→ **Stated problem**:
Give all of the lines again, with nothing added or dropped.

(Saved entries)
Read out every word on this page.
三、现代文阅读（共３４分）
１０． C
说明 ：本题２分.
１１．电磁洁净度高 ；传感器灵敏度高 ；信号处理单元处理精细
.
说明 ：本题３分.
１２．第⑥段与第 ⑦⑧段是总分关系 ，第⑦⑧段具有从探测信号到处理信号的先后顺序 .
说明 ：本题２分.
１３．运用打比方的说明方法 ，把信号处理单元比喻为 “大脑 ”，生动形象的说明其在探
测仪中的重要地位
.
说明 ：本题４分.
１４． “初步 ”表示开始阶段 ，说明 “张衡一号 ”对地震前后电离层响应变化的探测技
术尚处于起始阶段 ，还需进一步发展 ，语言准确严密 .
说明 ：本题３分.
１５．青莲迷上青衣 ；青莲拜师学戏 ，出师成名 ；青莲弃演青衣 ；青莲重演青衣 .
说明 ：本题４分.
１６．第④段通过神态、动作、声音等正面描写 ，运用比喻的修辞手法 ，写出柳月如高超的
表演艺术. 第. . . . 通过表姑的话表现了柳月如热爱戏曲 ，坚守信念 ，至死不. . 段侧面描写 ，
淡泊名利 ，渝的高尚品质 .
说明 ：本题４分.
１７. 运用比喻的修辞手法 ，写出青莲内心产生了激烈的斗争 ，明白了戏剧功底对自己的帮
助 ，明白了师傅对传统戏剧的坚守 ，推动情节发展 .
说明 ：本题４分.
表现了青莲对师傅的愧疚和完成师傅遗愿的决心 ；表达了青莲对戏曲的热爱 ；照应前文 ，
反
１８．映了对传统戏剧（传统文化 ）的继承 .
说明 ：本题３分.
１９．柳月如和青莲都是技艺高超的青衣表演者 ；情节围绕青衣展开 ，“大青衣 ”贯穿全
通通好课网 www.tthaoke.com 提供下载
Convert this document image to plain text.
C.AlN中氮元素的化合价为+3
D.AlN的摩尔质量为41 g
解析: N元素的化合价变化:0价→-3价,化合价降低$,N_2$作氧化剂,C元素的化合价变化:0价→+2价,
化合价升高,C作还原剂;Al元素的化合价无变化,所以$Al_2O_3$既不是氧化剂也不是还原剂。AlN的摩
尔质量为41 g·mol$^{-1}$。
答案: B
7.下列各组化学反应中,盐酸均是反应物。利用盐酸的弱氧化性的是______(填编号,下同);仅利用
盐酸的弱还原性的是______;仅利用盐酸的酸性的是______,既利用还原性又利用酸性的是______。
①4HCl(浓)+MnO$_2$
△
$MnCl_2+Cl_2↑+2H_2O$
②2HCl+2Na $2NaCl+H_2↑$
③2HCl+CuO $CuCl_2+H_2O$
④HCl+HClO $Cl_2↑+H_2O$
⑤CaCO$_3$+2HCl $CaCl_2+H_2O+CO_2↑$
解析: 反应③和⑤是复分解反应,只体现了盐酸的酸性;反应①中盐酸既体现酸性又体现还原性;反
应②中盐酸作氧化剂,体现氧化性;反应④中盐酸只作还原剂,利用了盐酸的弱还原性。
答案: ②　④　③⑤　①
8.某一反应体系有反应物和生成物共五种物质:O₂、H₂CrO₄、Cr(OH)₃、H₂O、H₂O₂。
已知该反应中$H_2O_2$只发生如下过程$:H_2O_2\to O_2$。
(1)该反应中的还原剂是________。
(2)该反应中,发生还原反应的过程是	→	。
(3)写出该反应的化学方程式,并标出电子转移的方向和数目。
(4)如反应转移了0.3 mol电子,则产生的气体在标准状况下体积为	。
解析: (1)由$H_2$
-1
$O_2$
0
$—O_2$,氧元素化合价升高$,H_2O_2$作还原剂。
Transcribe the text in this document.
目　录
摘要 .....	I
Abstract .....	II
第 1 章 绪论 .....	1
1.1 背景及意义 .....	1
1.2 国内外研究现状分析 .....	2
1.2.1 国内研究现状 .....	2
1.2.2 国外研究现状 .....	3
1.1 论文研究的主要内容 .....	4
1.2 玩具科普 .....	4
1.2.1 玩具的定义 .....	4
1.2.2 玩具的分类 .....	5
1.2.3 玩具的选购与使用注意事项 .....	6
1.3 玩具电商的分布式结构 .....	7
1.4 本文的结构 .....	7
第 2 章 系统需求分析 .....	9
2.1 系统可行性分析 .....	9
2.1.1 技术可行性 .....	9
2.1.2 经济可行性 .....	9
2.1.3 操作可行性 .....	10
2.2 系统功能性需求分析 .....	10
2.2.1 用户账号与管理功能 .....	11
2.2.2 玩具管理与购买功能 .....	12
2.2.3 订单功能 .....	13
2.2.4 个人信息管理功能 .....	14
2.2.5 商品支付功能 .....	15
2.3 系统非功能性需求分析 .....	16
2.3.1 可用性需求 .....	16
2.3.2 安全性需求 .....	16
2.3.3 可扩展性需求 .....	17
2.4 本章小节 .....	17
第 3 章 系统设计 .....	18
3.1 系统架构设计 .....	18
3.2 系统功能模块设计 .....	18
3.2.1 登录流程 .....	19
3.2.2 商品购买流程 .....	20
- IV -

→ **Exercise solution**:
Read out every word on this page.
三、现代文阅读（共３４分）
１０． C
说明 ：本题２分.
１１．电磁洁净度高 ；传感器灵敏度高 ；信号处理单元处理精细
.
说明 ：本题３分.
１２．第⑥段与第 ⑦⑧段是总分关系 ，第⑦⑧段具有从探测信号到处理信号的先后顺序 .
说明 ：本题２分.
１３．运用打比方的说明方法 ，把信号处理单元比喻为 “大脑 ”，生动形象的说明其在探
测仪中的重要地位
.
说明 ：本题４分.
１４． “初步 ”表示开始阶段 ，说明 “张衡一号 ”对地震前后电离层响应变化的探测技
术尚处于起始阶段 ，还需进一步发展 ，语言准确严密 .
说明 ：本题３分.
１５．青莲迷上青衣 ；青莲拜师学戏 ，出师成名 ；青莲弃演青衣 ；青莲重演青衣 .
说明 ：本题４分.
１６．第④段通过神态、动作、声音等正面描写 ，运用比喻的修辞手法 ，写出柳月如高超的
表演艺术. 第. . . . 通过表姑的话表现了柳月如热爱戏曲 ，坚守信念 ，至死不. . 段侧面描写 ，
淡泊名利 ，渝的高尚品质 .
说明 ：本题４分.
１７. 运用比喻的修辞手法 ，写出青莲内心产生了激烈的斗争 ，明白了戏剧功底对自己的帮
助 ，明白了师傅对传统戏剧的坚守 ，推动情节发展 .
说明 ：本题４分.
表现了青莲对师傅的愧疚和完成师傅遗愿的决心 ；表达了青莲对戏曲的热爱 ；照应前文 ，
反
１８．映了对传统戏剧（传统文化 ）的继承 .
说明 ：本题３分.
１９．柳月如和青莲都是技艺高超的青衣表演者 ；情节围绕青衣展开 ，“大青衣 ”贯穿全
通通好课网 www.tthaoke.com 提供下载
Convert this document image to plain text.
C.AlN中氮元素的化合价为+3
D.AlN的摩尔质量为41 g
解析: N元素的化合价变化:0价→-3价,化合价降低$,N_2$作氧化剂,C元素的化合价变化:0价→+2价,
化合价升高,C作还原剂;Al元素的化合价无变化,所以$Al_2O_3$既不是氧化剂也不是还原剂。AlN的摩
尔质量为41 g·mol$^{-1}$。
答案: B
7.下列各组化学反应中,盐酸均是反应物。利用盐酸的弱氧化性的是______(填编号,下同);仅利用
盐酸的弱还原性的是______;仅利用盐酸的酸性的是______,既利用还原性又利用酸性的是______。
①4HCl(浓)+MnO$_2$
△
$MnCl_2+Cl_2↑+2H_2O$
②2HCl+2Na $2NaCl+H_2↑$
③2HCl+CuO $CuCl_2+H_2O$
④HCl+HClO $Cl_2↑+H_2O$
⑤CaCO$_3$+2HCl $CaCl_2+H_2O+CO_2↑$
解析: 反应③和⑤是复分解反应,只体现了盐酸的酸性;反应①中盐酸既体现酸性又体现还原性;反
应②中盐酸作氧化剂,体现氧化性;反应④中盐酸只作还原剂,利用了盐酸的弱还原性。
答案: ②　④　③⑤　①
8.某一反应体系有反应物和生成物共五种物质:O₂、H₂CrO₄、Cr(OH)₃、H₂O、H₂O₂。
已知该反应中$H_2O_2$只发生如下过程$:H_2O_2\to O_2$。
(1)该反应中的还原剂是________。
(2)该反应中,发生还原反应的过程是	→	。
(3)写出该反应的化学方程式,并标出电子转移的方向和数目。
(4)如反应转移了0.3 mol电子,则产生的气体在标准状况下体积为	。
解析: (1)由$H_2$
-1
$O_2$
0
$—O_2$,氧元素化合价升高$,H_2O_2$作还原剂。
Transcribe the text in this document.
目　录
摘要 .....	I
Abstract .....	II
第 1 章 绪论 .....	1
1.1 背景及意义 .....	1
1.2 国内外研究现状分析 .....	2
1.2.1 国内研究现状 .....	2
1.2.2 国外研究现状 .....	3
1.1 论文研究的主要内容 .....	4
1.2 玩具科普 .....	4
1.2.1 玩具的定义 .....	4
1.2.2 玩具的分类 .....	5
1.2.3 玩具的选购与使用注意事项 .....	6
1.3 玩具电商的分布式结构 .....	7
1.4 本文的结构 .....	7
第 2 章 系统需求分析 .....	9
2.1 系统可行性分析 .....	9
2.1.1 技术可行性 .....	9
2.1.2 经济可行性 .....	9
2.1.3 操作可行性 .....	10
2.2 系统功能性需求分析 .....	10
2.2.1 用户账号与管理功能 .....	11
2.2.2 玩具管理与购买功能 .....	12
2.2.3 订单功能 .....	13
2.2.4 个人信息管理功能 .....	14
2.2.5 商品支付功能 .....	15
2.3 系统非功能性需求分析 .....	16
2.3.1 可用性需求 .....	16
2.3.2 安全性需求 .....	16
2.3.3 可扩展性需求 .....	17
2.4 本章小节 .....	17
第 3 章 系统设计 .....	18
3.1 系统架构设计 .....	18
3.2 系统功能模块设计 .....	18
3.2.1 登录流程 .....	19
3.2.2 商品购买流程 .....	20
- IV -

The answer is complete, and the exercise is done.